WHAT TO DO
All of the listing below must be repeated word for word. Pictures are the only thing to omit.

EXCERPTED RECORDS
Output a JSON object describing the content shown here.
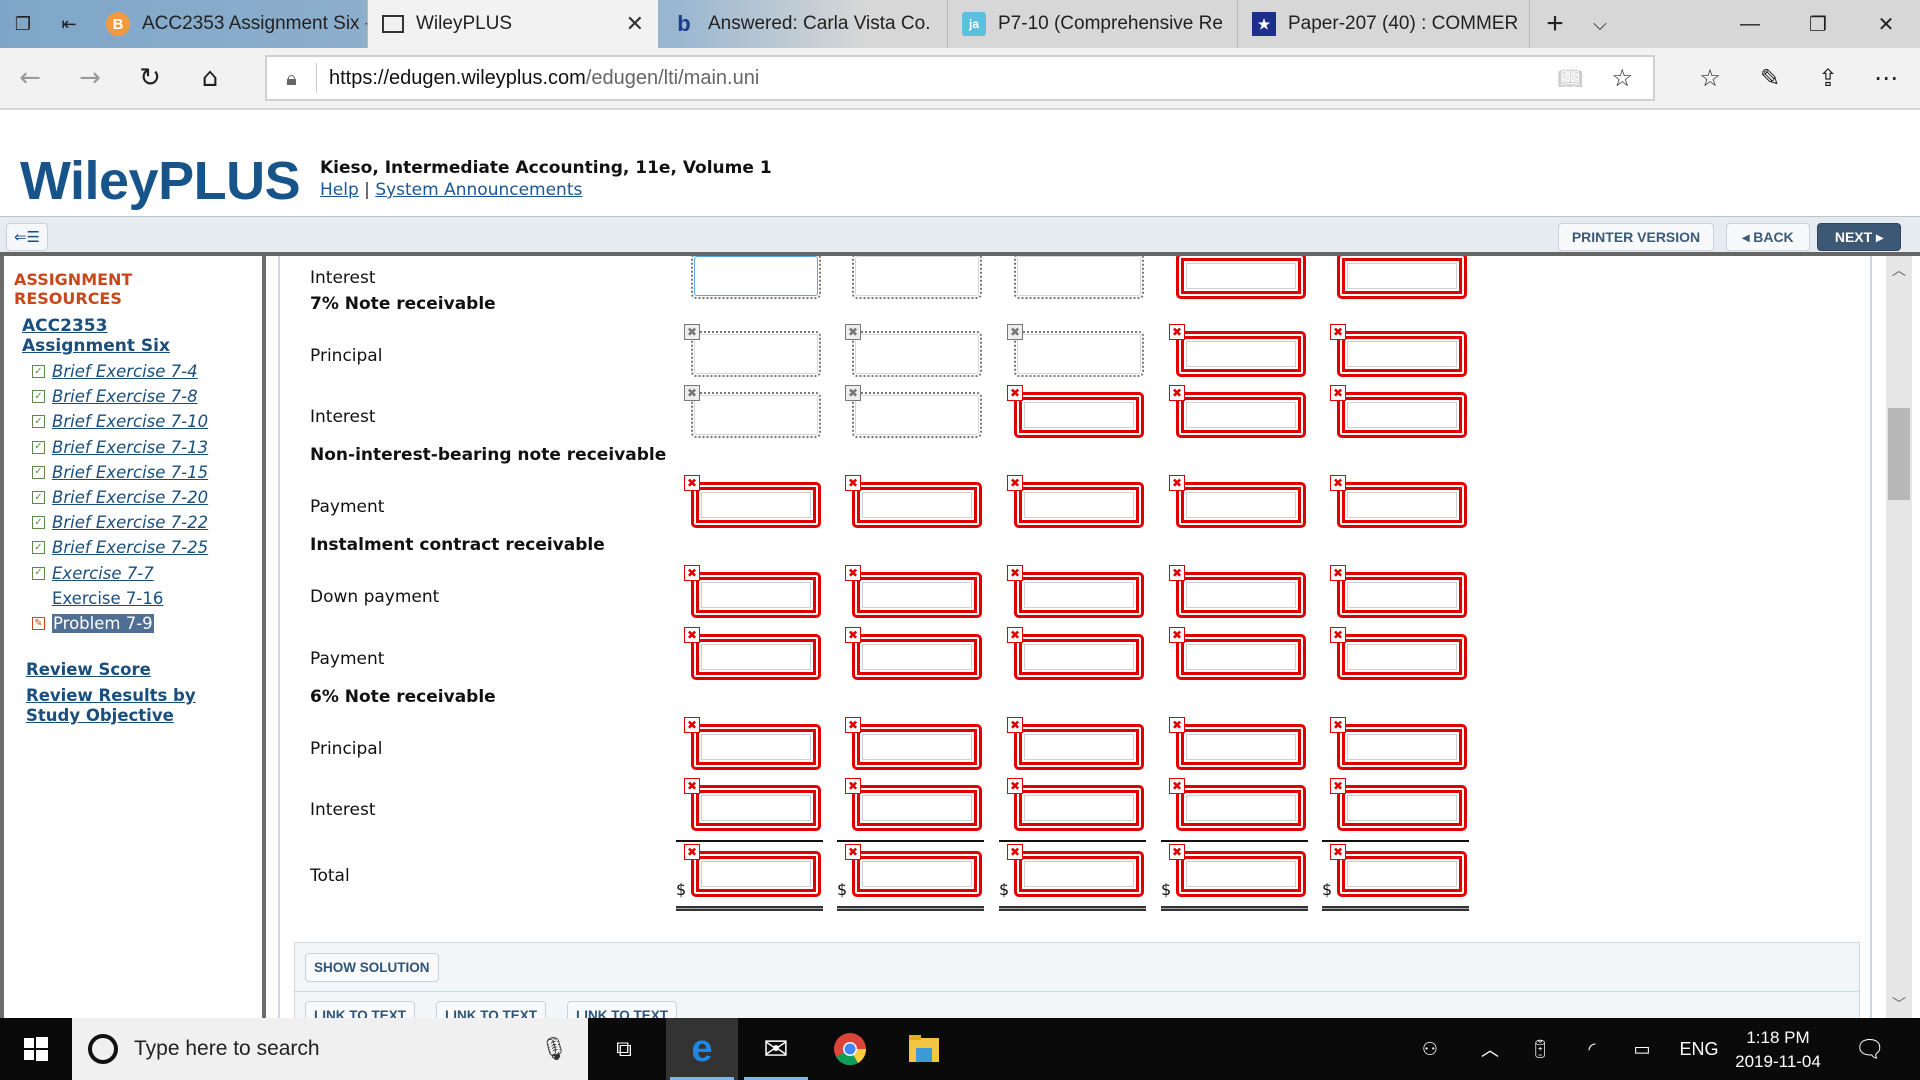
{
  "browser": {
    "tabs": [
      {
        "title": "ACC2353 Assignment Six -",
        "icon": "brightspace-icon"
      },
      {
        "title": "WileyPLUS",
        "icon": "page-icon",
        "active": true
      },
      {
        "title": "Answered: Carla Vista Co.",
        "icon": "bartleby-icon"
      },
      {
        "title": "P7-10 (Comprehensive Re",
        "icon": "jiskha-icon"
      },
      {
        "title": "Paper-207 (40) : COMMER",
        "icon": "bookmark-star-icon"
      }
    ],
    "url_host": "https://edugen.wileyplus.com",
    "url_path": "/edugen/lti/main.uni",
    "close_glyph": "✕"
  },
  "header": {
    "logo": "WileyPLUS",
    "book_title": "Kieso, Intermediate Accounting, 11e, Volume 1",
    "help_link": "Help",
    "separator": "|",
    "announcements_link": "System Announcements"
  },
  "toolbar": {
    "printer_label": "PRINTER VERSION",
    "back_label": "◂ BACK",
    "next_label": "NEXT ▸"
  },
  "sidebar": {
    "heading": "ASSIGNMENT RESOURCES",
    "assignment_link": "ACC2353 Assignment Six",
    "items": [
      {
        "label": "Brief Exercise 7-4",
        "status": "complete"
      },
      {
        "label": "Brief Exercise 7-8",
        "status": "complete"
      },
      {
        "label": "Brief Exercise 7-10",
        "status": "complete"
      },
      {
        "label": "Brief Exercise 7-13",
        "status": "complete"
      },
      {
        "label": "Brief Exercise 7-15",
        "status": "complete"
      },
      {
        "label": "Brief Exercise 7-20",
        "status": "complete"
      },
      {
        "label": "Brief Exercise 7-22",
        "status": "complete"
      },
      {
        "label": "Brief Exercise 7-25",
        "status": "complete"
      },
      {
        "label": "Exercise 7-7",
        "status": "complete"
      },
      {
        "label": "Exercise 7-16",
        "status": "none"
      },
      {
        "label": "Problem 7-9",
        "status": "in-progress",
        "current": true
      }
    ],
    "review_score": "Review Score",
    "review_results": "Review Results by Study Objective"
  },
  "worksheet": {
    "columns": 5,
    "rows": [
      {
        "label": "Interest",
        "type": "line",
        "cells": [
          "focus-dotted",
          "dotted",
          "dotted",
          "error",
          "error"
        ],
        "partial": true
      },
      {
        "label": "7% Note receivable",
        "type": "section"
      },
      {
        "label": "Principal",
        "type": "line",
        "cells": [
          "dotted",
          "dotted",
          "dotted",
          "error",
          "error"
        ]
      },
      {
        "label": "Interest",
        "type": "line",
        "cells": [
          "dotted",
          "dotted",
          "error",
          "error",
          "error"
        ]
      },
      {
        "label": "Non-interest-bearing note receivable",
        "type": "section"
      },
      {
        "label": "Payment",
        "type": "line",
        "cells": [
          "error",
          "error",
          "error",
          "error",
          "error"
        ]
      },
      {
        "label": "Instalment contract receivable",
        "type": "section"
      },
      {
        "label": "Down payment",
        "type": "line",
        "cells": [
          "error",
          "error",
          "error",
          "error",
          "error"
        ]
      },
      {
        "label": "Payment",
        "type": "line",
        "cells": [
          "error",
          "error",
          "error",
          "error",
          "error"
        ]
      },
      {
        "label": "6% Note receivable",
        "type": "section"
      },
      {
        "label": "Principal",
        "type": "line",
        "cells": [
          "error",
          "error",
          "error",
          "error",
          "error"
        ]
      },
      {
        "label": "Interest",
        "type": "line",
        "cells": [
          "error",
          "error",
          "error",
          "error",
          "error"
        ]
      },
      {
        "label": "Total",
        "type": "total",
        "cells": [
          "error",
          "error",
          "error",
          "error",
          "error"
        ],
        "currency": "$"
      }
    ],
    "values": [
      "",
      "",
      "",
      "",
      ""
    ],
    "error_mark": "✖",
    "dotted_mark": "✖"
  },
  "solution": {
    "show_solution_label": "SHOW SOLUTION",
    "link_labels": [
      "LINK TO TEXT",
      "LINK TO TEXT",
      "LINK TO TEXT"
    ]
  },
  "taskbar": {
    "search_placeholder": "Type here to search",
    "language": "ENG",
    "time": "1:18 PM",
    "date": "2019-11-04"
  }
}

COMPLETED EXERCISE
Output a JSON object describing the content shown here.
{
  "browser": {
    "tabs": [
      {
        "title": "ACC2353 Assignment Six -",
        "icon": "brightspace-icon"
      },
      {
        "title": "WileyPLUS",
        "icon": "page-icon",
        "active": true
      },
      {
        "title": "Answered: Carla Vista Co.",
        "icon": "bartleby-icon"
      },
      {
        "title": "P7-10 (Comprehensive Re",
        "icon": "jiskha-icon"
      },
      {
        "title": "Paper-207 (40) : COMMER",
        "icon": "bookmark-star-icon"
      }
    ],
    "url_host": "https://edugen.wileyplus.com",
    "url_path": "/edugen/lti/main.uni",
    "close_glyph": "✕"
  },
  "header": {
    "logo": "WileyPLUS",
    "book_title": "Kieso, Intermediate Accounting, 11e, Volume 1",
    "help_link": "Help",
    "separator": "|",
    "announcements_link": "System Announcements"
  },
  "toolbar": {
    "printer_label": "PRINTER VERSION",
    "back_label": "◂ BACK",
    "next_label": "NEXT ▸"
  },
  "sidebar": {
    "heading": "ASSIGNMENT RESOURCES",
    "assignment_link": "ACC2353 Assignment Six",
    "items": [
      {
        "label": "Brief Exercise 7-4",
        "status": "complete"
      },
      {
        "label": "Brief Exercise 7-8",
        "status": "complete"
      },
      {
        "label": "Brief Exercise 7-10",
        "status": "complete"
      },
      {
        "label": "Brief Exercise 7-13",
        "status": "complete"
      },
      {
        "label": "Brief Exercise 7-15",
        "status": "complete"
      },
      {
        "label": "Brief Exercise 7-20",
        "status": "complete"
      },
      {
        "label": "Brief Exercise 7-22",
        "status": "complete"
      },
      {
        "label": "Brief Exercise 7-25",
        "status": "complete"
      },
      {
        "label": "Exercise 7-7",
        "status": "complete"
      },
      {
        "label": "Exercise 7-16",
        "status": "none"
      },
      {
        "label": "Problem 7-9",
        "status": "in-progress",
        "current": true
      }
    ],
    "review_score": "Review Score",
    "review_results": "Review Results by Study Objective"
  },
  "worksheet": {
    "columns": 5,
    "rows": [
      {
        "label": "Interest",
        "type": "line",
        "cells": [
          "focus-dotted",
          "dotted",
          "dotted",
          "error",
          "error"
        ],
        "partial": true
      },
      {
        "label": "7% Note receivable",
        "type": "section"
      },
      {
        "label": "Principal",
        "type": "line",
        "cells": [
          "dotted",
          "dotted",
          "dotted",
          "error",
          "error"
        ]
      },
      {
        "label": "Interest",
        "type": "line",
        "cells": [
          "dotted",
          "dotted",
          "error",
          "error",
          "error"
        ]
      },
      {
        "label": "Non-interest-bearing note receivable",
        "type": "section"
      },
      {
        "label": "Payment",
        "type": "line",
        "cells": [
          "error",
          "error",
          "error",
          "error",
          "error"
        ]
      },
      {
        "label": "Instalment contract receivable",
        "type": "section"
      },
      {
        "label": "Down payment",
        "type": "line",
        "cells": [
          "error",
          "error",
          "error",
          "error",
          "error"
        ]
      },
      {
        "label": "Payment",
        "type": "line",
        "cells": [
          "error",
          "error",
          "error",
          "error",
          "error"
        ]
      },
      {
        "label": "6% Note receivable",
        "type": "section"
      },
      {
        "label": "Principal",
        "type": "line",
        "cells": [
          "error",
          "error",
          "error",
          "error",
          "error"
        ]
      },
      {
        "label": "Interest",
        "type": "line",
        "cells": [
          "error",
          "error",
          "error",
          "error",
          "error"
        ]
      },
      {
        "label": "Total",
        "type": "total",
        "cells": [
          "error",
          "error",
          "error",
          "error",
          "error"
        ],
        "currency": "$"
      }
    ],
    "values": [
      "",
      "",
      "",
      "",
      ""
    ],
    "error_mark": "✖",
    "dotted_mark": "✖"
  },
  "solution": {
    "show_solution_label": "SHOW SOLUTION",
    "link_labels": [
      "LINK TO TEXT",
      "LINK TO TEXT",
      "LINK TO TEXT"
    ]
  },
  "taskbar": {
    "search_placeholder": "Type here to search",
    "language": "ENG",
    "time": "1:18 PM",
    "date": "2019-11-04"
  }
}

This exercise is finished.